◆ **Prompt**
List every line in this data where the string "shown" occurs.

◆ **Raw data**
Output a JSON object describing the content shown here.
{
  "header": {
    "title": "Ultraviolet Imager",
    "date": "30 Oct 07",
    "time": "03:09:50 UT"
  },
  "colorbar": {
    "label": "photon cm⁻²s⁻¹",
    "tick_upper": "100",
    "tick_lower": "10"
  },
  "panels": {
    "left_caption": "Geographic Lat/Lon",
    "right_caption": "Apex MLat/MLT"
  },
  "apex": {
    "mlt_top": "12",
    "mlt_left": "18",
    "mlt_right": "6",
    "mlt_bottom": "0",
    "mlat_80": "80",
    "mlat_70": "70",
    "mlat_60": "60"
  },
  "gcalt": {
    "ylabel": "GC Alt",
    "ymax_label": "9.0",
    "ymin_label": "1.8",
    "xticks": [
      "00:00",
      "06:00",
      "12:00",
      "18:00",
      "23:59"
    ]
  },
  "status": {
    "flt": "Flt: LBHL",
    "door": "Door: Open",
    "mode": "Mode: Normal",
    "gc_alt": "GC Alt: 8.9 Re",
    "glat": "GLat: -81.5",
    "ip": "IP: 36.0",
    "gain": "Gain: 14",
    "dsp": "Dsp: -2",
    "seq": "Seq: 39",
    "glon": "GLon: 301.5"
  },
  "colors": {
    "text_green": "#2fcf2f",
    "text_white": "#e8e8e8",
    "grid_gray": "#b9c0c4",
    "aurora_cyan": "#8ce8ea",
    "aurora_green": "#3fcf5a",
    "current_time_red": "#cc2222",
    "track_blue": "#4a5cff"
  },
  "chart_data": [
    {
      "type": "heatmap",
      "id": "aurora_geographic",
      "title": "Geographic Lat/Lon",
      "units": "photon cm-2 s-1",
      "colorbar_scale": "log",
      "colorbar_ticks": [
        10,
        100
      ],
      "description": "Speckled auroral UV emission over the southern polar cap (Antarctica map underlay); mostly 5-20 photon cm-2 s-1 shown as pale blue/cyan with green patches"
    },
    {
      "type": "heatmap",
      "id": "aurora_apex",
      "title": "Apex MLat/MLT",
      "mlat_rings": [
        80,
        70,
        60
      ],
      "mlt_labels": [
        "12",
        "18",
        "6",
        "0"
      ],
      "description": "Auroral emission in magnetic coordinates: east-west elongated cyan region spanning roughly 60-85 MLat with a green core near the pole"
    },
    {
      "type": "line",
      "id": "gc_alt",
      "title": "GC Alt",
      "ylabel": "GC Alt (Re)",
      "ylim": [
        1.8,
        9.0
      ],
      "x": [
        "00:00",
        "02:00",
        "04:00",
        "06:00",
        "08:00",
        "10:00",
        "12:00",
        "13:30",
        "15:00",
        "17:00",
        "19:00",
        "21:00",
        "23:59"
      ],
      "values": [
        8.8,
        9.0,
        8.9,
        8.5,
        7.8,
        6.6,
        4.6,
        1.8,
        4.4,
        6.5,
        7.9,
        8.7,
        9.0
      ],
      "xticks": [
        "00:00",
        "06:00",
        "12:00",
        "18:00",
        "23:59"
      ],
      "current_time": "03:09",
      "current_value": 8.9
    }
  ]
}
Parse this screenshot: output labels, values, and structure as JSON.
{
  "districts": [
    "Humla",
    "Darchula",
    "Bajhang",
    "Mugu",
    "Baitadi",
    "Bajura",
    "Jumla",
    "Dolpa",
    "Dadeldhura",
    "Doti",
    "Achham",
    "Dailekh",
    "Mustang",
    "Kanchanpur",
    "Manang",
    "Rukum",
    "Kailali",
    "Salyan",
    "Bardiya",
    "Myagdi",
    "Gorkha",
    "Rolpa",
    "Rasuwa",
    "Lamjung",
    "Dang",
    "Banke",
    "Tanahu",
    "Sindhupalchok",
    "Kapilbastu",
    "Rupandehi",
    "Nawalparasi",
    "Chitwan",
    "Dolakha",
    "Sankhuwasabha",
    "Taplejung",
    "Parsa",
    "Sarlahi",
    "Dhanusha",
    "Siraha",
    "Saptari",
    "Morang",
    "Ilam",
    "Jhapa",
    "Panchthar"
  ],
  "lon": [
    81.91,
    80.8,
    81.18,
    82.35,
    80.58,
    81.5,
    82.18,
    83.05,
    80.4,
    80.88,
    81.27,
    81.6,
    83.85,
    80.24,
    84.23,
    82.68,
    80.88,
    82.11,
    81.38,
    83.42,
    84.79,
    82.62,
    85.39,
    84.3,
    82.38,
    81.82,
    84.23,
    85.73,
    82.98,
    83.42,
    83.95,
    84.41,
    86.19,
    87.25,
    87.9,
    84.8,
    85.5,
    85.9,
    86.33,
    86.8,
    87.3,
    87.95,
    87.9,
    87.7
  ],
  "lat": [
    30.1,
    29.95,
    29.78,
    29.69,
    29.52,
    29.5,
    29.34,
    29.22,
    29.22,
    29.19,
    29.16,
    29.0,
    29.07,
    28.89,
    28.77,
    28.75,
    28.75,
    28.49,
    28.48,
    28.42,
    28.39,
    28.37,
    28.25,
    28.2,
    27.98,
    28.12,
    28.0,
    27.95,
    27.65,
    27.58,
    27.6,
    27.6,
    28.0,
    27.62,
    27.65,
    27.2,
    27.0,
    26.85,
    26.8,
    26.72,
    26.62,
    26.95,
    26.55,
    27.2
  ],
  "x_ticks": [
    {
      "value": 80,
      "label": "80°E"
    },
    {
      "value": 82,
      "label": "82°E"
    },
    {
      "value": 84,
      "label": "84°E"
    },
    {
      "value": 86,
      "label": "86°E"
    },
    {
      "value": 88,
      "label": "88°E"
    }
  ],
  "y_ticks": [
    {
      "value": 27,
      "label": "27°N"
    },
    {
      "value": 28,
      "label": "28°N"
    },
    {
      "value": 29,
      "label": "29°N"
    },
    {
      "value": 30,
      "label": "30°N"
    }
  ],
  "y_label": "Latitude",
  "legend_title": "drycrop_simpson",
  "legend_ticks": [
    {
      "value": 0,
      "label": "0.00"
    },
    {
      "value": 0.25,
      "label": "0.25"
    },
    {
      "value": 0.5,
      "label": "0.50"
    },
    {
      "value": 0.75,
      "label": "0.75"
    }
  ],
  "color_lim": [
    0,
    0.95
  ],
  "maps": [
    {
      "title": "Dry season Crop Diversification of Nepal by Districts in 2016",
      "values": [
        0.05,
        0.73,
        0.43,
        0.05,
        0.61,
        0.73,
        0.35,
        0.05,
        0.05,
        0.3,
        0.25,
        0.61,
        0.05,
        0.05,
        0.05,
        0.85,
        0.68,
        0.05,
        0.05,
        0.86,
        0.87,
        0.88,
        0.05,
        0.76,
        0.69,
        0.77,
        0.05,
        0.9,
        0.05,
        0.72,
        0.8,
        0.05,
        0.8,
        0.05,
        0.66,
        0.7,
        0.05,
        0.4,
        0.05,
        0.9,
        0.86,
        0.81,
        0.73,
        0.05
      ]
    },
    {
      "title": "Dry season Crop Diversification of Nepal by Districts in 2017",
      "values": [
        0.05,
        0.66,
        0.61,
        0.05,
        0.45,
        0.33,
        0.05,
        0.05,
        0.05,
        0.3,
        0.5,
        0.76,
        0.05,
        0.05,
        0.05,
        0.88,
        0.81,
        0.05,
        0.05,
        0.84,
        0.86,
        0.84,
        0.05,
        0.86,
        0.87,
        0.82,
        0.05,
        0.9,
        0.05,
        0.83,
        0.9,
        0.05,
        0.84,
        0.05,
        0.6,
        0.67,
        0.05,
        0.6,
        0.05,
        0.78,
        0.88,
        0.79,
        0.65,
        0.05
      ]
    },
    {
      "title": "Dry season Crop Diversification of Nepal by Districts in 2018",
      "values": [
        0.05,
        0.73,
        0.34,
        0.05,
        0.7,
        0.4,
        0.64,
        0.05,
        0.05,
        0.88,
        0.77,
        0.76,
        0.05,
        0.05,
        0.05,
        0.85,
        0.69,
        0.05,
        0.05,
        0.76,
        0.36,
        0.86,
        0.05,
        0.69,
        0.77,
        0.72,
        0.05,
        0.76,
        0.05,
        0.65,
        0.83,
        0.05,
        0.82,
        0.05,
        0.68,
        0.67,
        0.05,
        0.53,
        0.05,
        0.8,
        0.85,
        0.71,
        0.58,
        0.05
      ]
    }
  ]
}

◆ **Finished exercise**
Output a JSON object describing the content shown here.
      "description": "Speckled auroral UV emission over the southern polar cap (Antarctica map underlay); mostly 5-20 photon cm-2 s-1 shown as pale blue/cyan with green patches"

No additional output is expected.